> **Goal of the exercise**: Reproduce the records below exactly as they appear, omitting any pictures they contain.

═══

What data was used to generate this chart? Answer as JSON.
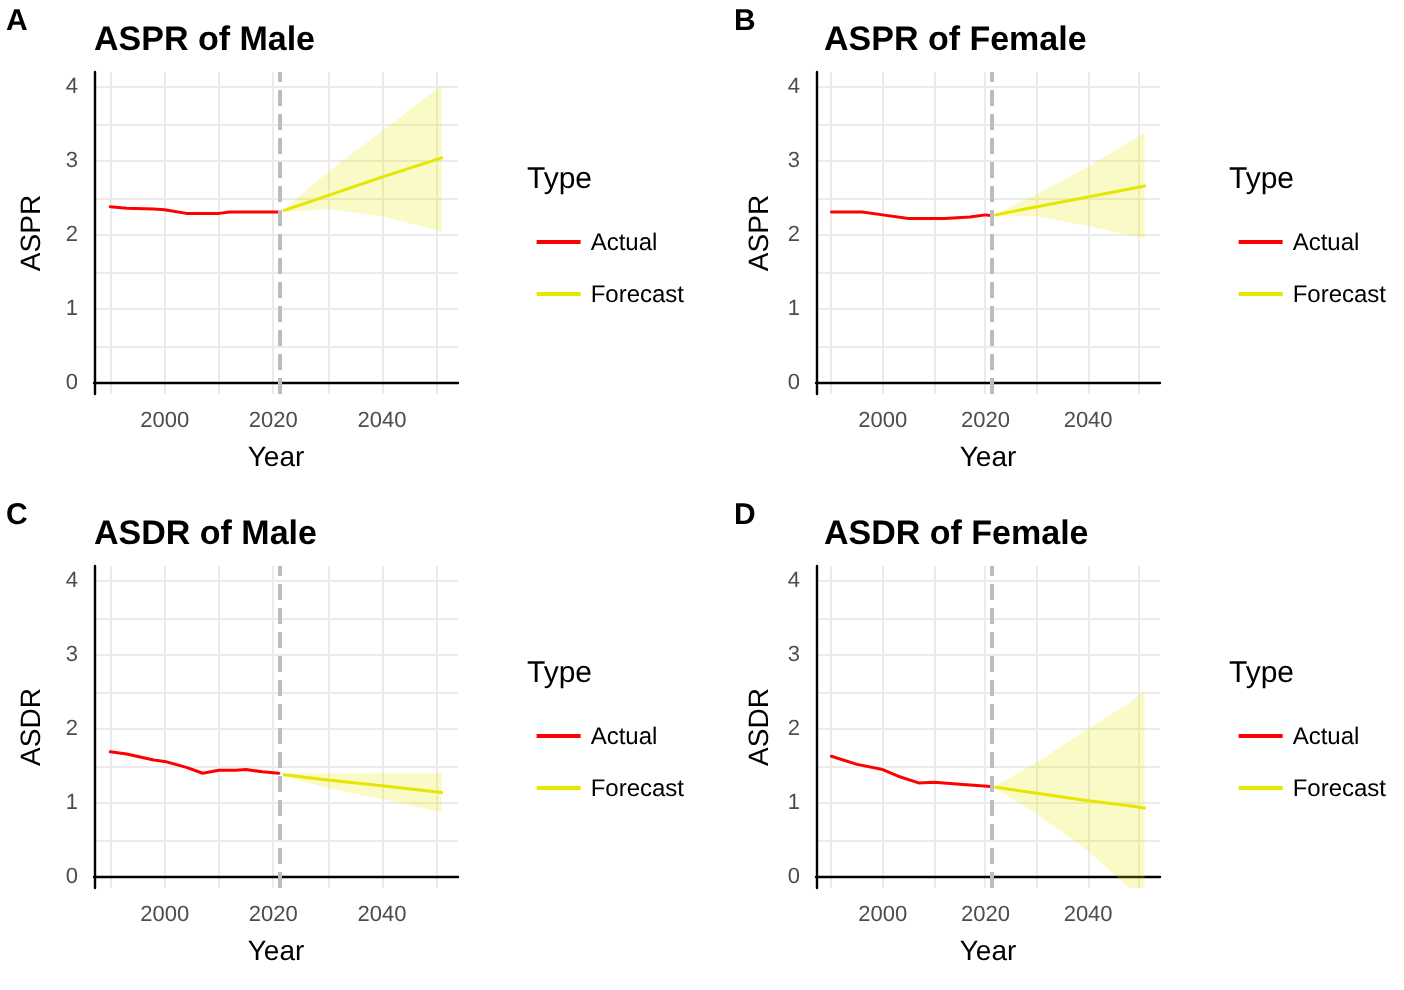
{
  "chart_data": [
    {
      "type": "line",
      "title": "ASPR of Male",
      "annotations": [
        "A"
      ],
      "xlabel": "Year",
      "ylabel": "ASPR",
      "legend_title": "Type",
      "legend": "right",
      "grid": true,
      "xlim": [
        1987,
        2054
      ],
      "ylim": [
        -0.15,
        4.2
      ],
      "xticks": [
        {
          "value": 1990,
          "label": null
        },
        2000,
        {
          "value": 2010,
          "label": null
        },
        2020,
        {
          "value": 2030,
          "label": null
        },
        2040,
        {
          "value": 2050,
          "label": null
        }
      ],
      "yticks": [
        0,
        {
          "value": 0.5,
          "label": null
        },
        1,
        {
          "value": 1.5,
          "label": null
        },
        2,
        {
          "value": 2.5,
          "label": null
        },
        3,
        {
          "value": 3.5,
          "label": null
        },
        4
      ],
      "ref_lines": [
        {
          "axis": "x",
          "value": 2021,
          "color": "#bdbdbd",
          "line_style": "dashed"
        }
      ],
      "series": [
        {
          "name": "Actual",
          "color": "#ff0000",
          "x": [
            1990,
            1993,
            1998,
            2000,
            2004,
            2010,
            2012,
            2021
          ],
          "values": [
            2.38,
            2.36,
            2.35,
            2.34,
            2.29,
            2.29,
            2.31,
            2.31
          ]
        },
        {
          "name": "Forecast",
          "color": "#e6e600",
          "x": [
            2022,
            2030,
            2040,
            2051
          ],
          "values": [
            2.33,
            2.53,
            2.78,
            3.04
          ],
          "lower": [
            2.31,
            2.35,
            2.25,
            2.05
          ],
          "upper": [
            2.35,
            2.85,
            3.4,
            4.02
          ]
        }
      ]
    },
    {
      "type": "line",
      "title": "ASPR of Female",
      "annotations": [
        "B"
      ],
      "xlabel": "Year",
      "ylabel": "ASPR",
      "legend_title": "Type",
      "legend": "right",
      "grid": true,
      "xlim": [
        1987,
        2054
      ],
      "ylim": [
        -0.15,
        4.2
      ],
      "xticks": [
        {
          "value": 1990,
          "label": null
        },
        2000,
        {
          "value": 2010,
          "label": null
        },
        2020,
        {
          "value": 2030,
          "label": null
        },
        2040,
        {
          "value": 2050,
          "label": null
        }
      ],
      "yticks": [
        0,
        {
          "value": 0.5,
          "label": null
        },
        1,
        {
          "value": 1.5,
          "label": null
        },
        2,
        {
          "value": 2.5,
          "label": null
        },
        3,
        {
          "value": 3.5,
          "label": null
        },
        4
      ],
      "ref_lines": [
        {
          "axis": "x",
          "value": 2021,
          "color": "#bdbdbd",
          "line_style": "dashed"
        }
      ],
      "series": [
        {
          "name": "Actual",
          "color": "#ff0000",
          "x": [
            1990,
            1996,
            2000,
            2005,
            2012,
            2017,
            2020,
            2021
          ],
          "values": [
            2.31,
            2.31,
            2.27,
            2.22,
            2.22,
            2.24,
            2.27,
            2.26
          ]
        },
        {
          "name": "Forecast",
          "color": "#e6e600",
          "x": [
            2022,
            2030,
            2040,
            2051
          ],
          "values": [
            2.27,
            2.38,
            2.51,
            2.66
          ],
          "lower": [
            2.25,
            2.25,
            2.12,
            1.95
          ],
          "upper": [
            2.29,
            2.55,
            2.92,
            3.38
          ]
        }
      ]
    },
    {
      "type": "line",
      "title": "ASDR of Male",
      "annotations": [
        "C"
      ],
      "xlabel": "Year",
      "ylabel": "ASDR",
      "legend_title": "Type",
      "legend": "right",
      "grid": true,
      "xlim": [
        1987,
        2054
      ],
      "ylim": [
        -0.15,
        4.2
      ],
      "xticks": [
        {
          "value": 1990,
          "label": null
        },
        2000,
        {
          "value": 2010,
          "label": null
        },
        2020,
        {
          "value": 2030,
          "label": null
        },
        2040,
        {
          "value": 2050,
          "label": null
        }
      ],
      "yticks": [
        0,
        {
          "value": 0.5,
          "label": null
        },
        1,
        {
          "value": 1.5,
          "label": null
        },
        2,
        {
          "value": 2.5,
          "label": null
        },
        3,
        {
          "value": 3.5,
          "label": null
        },
        4
      ],
      "ref_lines": [
        {
          "axis": "x",
          "value": 2021,
          "color": "#bdbdbd",
          "line_style": "dashed"
        }
      ],
      "series": [
        {
          "name": "Actual",
          "color": "#ff0000",
          "x": [
            1990,
            1993,
            1998,
            2000,
            2004,
            2007,
            2010,
            2013,
            2015,
            2018,
            2021
          ],
          "values": [
            1.69,
            1.66,
            1.58,
            1.56,
            1.48,
            1.4,
            1.44,
            1.44,
            1.45,
            1.42,
            1.4
          ]
        },
        {
          "name": "Forecast",
          "color": "#e6e600",
          "x": [
            2022,
            2030,
            2040,
            2051
          ],
          "values": [
            1.38,
            1.31,
            1.23,
            1.14
          ],
          "lower": [
            1.36,
            1.2,
            1.05,
            0.87
          ],
          "upper": [
            1.4,
            1.4,
            1.4,
            1.4
          ]
        }
      ]
    },
    {
      "type": "line",
      "title": "ASDR of Female",
      "annotations": [
        "D"
      ],
      "xlabel": "Year",
      "ylabel": "ASDR",
      "legend_title": "Type",
      "legend": "right",
      "grid": true,
      "xlim": [
        1987,
        2054
      ],
      "ylim": [
        -0.15,
        4.2
      ],
      "xticks": [
        {
          "value": 1990,
          "label": null
        },
        2000,
        {
          "value": 2010,
          "label": null
        },
        2020,
        {
          "value": 2030,
          "label": null
        },
        2040,
        {
          "value": 2050,
          "label": null
        }
      ],
      "yticks": [
        0,
        {
          "value": 0.5,
          "label": null
        },
        1,
        {
          "value": 1.5,
          "label": null
        },
        2,
        {
          "value": 2.5,
          "label": null
        },
        3,
        {
          "value": 3.5,
          "label": null
        },
        4
      ],
      "ref_lines": [
        {
          "axis": "x",
          "value": 2021,
          "color": "#bdbdbd",
          "line_style": "dashed"
        }
      ],
      "series": [
        {
          "name": "Actual",
          "color": "#ff0000",
          "x": [
            1990,
            1995,
            2000,
            2003,
            2007,
            2010,
            2015,
            2021
          ],
          "values": [
            1.63,
            1.52,
            1.45,
            1.36,
            1.27,
            1.28,
            1.25,
            1.22
          ]
        },
        {
          "name": "Forecast",
          "color": "#e6e600",
          "x": [
            2022,
            2030,
            2040,
            2048,
            2051
          ],
          "values": [
            1.21,
            1.13,
            1.03,
            0.96,
            0.93
          ],
          "lower": [
            1.19,
            0.85,
            0.35,
            -0.15,
            -0.15
          ],
          "upper": [
            1.23,
            1.55,
            2.0,
            2.35,
            2.51
          ]
        }
      ]
    }
  ]
}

═══

> **Worked solution**:
What data was used to generate this chart? Answer as JSON.
{
  "chart_data": [
    {
      "type": "line",
      "title": "ASPR of Male",
      "annotations": [
        "A"
      ],
      "xlabel": "Year",
      "ylabel": "ASPR",
      "legend_title": "Type",
      "legend": "right",
      "grid": true,
      "xlim": [
        1987,
        2054
      ],
      "ylim": [
        -0.15,
        4.2
      ],
      "xticks": [
        {
          "value": 1990,
          "label": null
        },
        2000,
        {
          "value": 2010,
          "label": null
        },
        2020,
        {
          "value": 2030,
          "label": null
        },
        2040,
        {
          "value": 2050,
          "label": null
        }
      ],
      "yticks": [
        0,
        {
          "value": 0.5,
          "label": null
        },
        1,
        {
          "value": 1.5,
          "label": null
        },
        2,
        {
          "value": 2.5,
          "label": null
        },
        3,
        {
          "value": 3.5,
          "label": null
        },
        4
      ],
      "ref_lines": [
        {
          "axis": "x",
          "value": 2021,
          "color": "#bdbdbd",
          "line_style": "dashed"
        }
      ],
      "series": [
        {
          "name": "Actual",
          "color": "#ff0000",
          "x": [
            1990,
            1993,
            1998,
            2000,
            2004,
            2010,
            2012,
            2021
          ],
          "values": [
            2.38,
            2.36,
            2.35,
            2.34,
            2.29,
            2.29,
            2.31,
            2.31
          ]
        },
        {
          "name": "Forecast",
          "color": "#e6e600",
          "x": [
            2022,
            2030,
            2040,
            2051
          ],
          "values": [
            2.33,
            2.53,
            2.78,
            3.04
          ],
          "lower": [
            2.31,
            2.35,
            2.25,
            2.05
          ],
          "upper": [
            2.35,
            2.85,
            3.4,
            4.02
          ]
        }
      ]
    },
    {
      "type": "line",
      "title": "ASPR of Female",
      "annotations": [
        "B"
      ],
      "xlabel": "Year",
      "ylabel": "ASPR",
      "legend_title": "Type",
      "legend": "right",
      "grid": true,
      "xlim": [
        1987,
        2054
      ],
      "ylim": [
        -0.15,
        4.2
      ],
      "xticks": [
        {
          "value": 1990,
          "label": null
        },
        2000,
        {
          "value": 2010,
          "label": null
        },
        2020,
        {
          "value": 2030,
          "label": null
        },
        2040,
        {
          "value": 2050,
          "label": null
        }
      ],
      "yticks": [
        0,
        {
          "value": 0.5,
          "label": null
        },
        1,
        {
          "value": 1.5,
          "label": null
        },
        2,
        {
          "value": 2.5,
          "label": null
        },
        3,
        {
          "value": 3.5,
          "label": null
        },
        4
      ],
      "ref_lines": [
        {
          "axis": "x",
          "value": 2021,
          "color": "#bdbdbd",
          "line_style": "dashed"
        }
      ],
      "series": [
        {
          "name": "Actual",
          "color": "#ff0000",
          "x": [
            1990,
            1996,
            2000,
            2005,
            2012,
            2017,
            2020,
            2021
          ],
          "values": [
            2.31,
            2.31,
            2.27,
            2.22,
            2.22,
            2.24,
            2.27,
            2.26
          ]
        },
        {
          "name": "Forecast",
          "color": "#e6e600",
          "x": [
            2022,
            2030,
            2040,
            2051
          ],
          "values": [
            2.27,
            2.38,
            2.51,
            2.66
          ],
          "lower": [
            2.25,
            2.25,
            2.12,
            1.95
          ],
          "upper": [
            2.29,
            2.55,
            2.92,
            3.38
          ]
        }
      ]
    },
    {
      "type": "line",
      "title": "ASDR of Male",
      "annotations": [
        "C"
      ],
      "xlabel": "Year",
      "ylabel": "ASDR",
      "legend_title": "Type",
      "legend": "right",
      "grid": true,
      "xlim": [
        1987,
        2054
      ],
      "ylim": [
        -0.15,
        4.2
      ],
      "xticks": [
        {
          "value": 1990,
          "label": null
        },
        2000,
        {
          "value": 2010,
          "label": null
        },
        2020,
        {
          "value": 2030,
          "label": null
        },
        2040,
        {
          "value": 2050,
          "label": null
        }
      ],
      "yticks": [
        0,
        {
          "value": 0.5,
          "label": null
        },
        1,
        {
          "value": 1.5,
          "label": null
        },
        2,
        {
          "value": 2.5,
          "label": null
        },
        3,
        {
          "value": 3.5,
          "label": null
        },
        4
      ],
      "ref_lines": [
        {
          "axis": "x",
          "value": 2021,
          "color": "#bdbdbd",
          "line_style": "dashed"
        }
      ],
      "series": [
        {
          "name": "Actual",
          "color": "#ff0000",
          "x": [
            1990,
            1993,
            1998,
            2000,
            2004,
            2007,
            2010,
            2013,
            2015,
            2018,
            2021
          ],
          "values": [
            1.69,
            1.66,
            1.58,
            1.56,
            1.48,
            1.4,
            1.44,
            1.44,
            1.45,
            1.42,
            1.4
          ]
        },
        {
          "name": "Forecast",
          "color": "#e6e600",
          "x": [
            2022,
            2030,
            2040,
            2051
          ],
          "values": [
            1.38,
            1.31,
            1.23,
            1.14
          ],
          "lower": [
            1.36,
            1.2,
            1.05,
            0.87
          ],
          "upper": [
            1.4,
            1.4,
            1.4,
            1.4
          ]
        }
      ]
    },
    {
      "type": "line",
      "title": "ASDR of Female",
      "annotations": [
        "D"
      ],
      "xlabel": "Year",
      "ylabel": "ASDR",
      "legend_title": "Type",
      "legend": "right",
      "grid": true,
      "xlim": [
        1987,
        2054
      ],
      "ylim": [
        -0.15,
        4.2
      ],
      "xticks": [
        {
          "value": 1990,
          "label": null
        },
        2000,
        {
          "value": 2010,
          "label": null
        },
        2020,
        {
          "value": 2030,
          "label": null
        },
        2040,
        {
          "value": 2050,
          "label": null
        }
      ],
      "yticks": [
        0,
        {
          "value": 0.5,
          "label": null
        },
        1,
        {
          "value": 1.5,
          "label": null
        },
        2,
        {
          "value": 2.5,
          "label": null
        },
        3,
        {
          "value": 3.5,
          "label": null
        },
        4
      ],
      "ref_lines": [
        {
          "axis": "x",
          "value": 2021,
          "color": "#bdbdbd",
          "line_style": "dashed"
        }
      ],
      "series": [
        {
          "name": "Actual",
          "color": "#ff0000",
          "x": [
            1990,
            1995,
            2000,
            2003,
            2007,
            2010,
            2015,
            2021
          ],
          "values": [
            1.63,
            1.52,
            1.45,
            1.36,
            1.27,
            1.28,
            1.25,
            1.22
          ]
        },
        {
          "name": "Forecast",
          "color": "#e6e600",
          "x": [
            2022,
            2030,
            2040,
            2048,
            2051
          ],
          "values": [
            1.21,
            1.13,
            1.03,
            0.96,
            0.93
          ],
          "lower": [
            1.19,
            0.85,
            0.35,
            -0.15,
            -0.15
          ],
          "upper": [
            1.23,
            1.55,
            2.0,
            2.35,
            2.51
          ]
        }
      ]
    }
  ]
}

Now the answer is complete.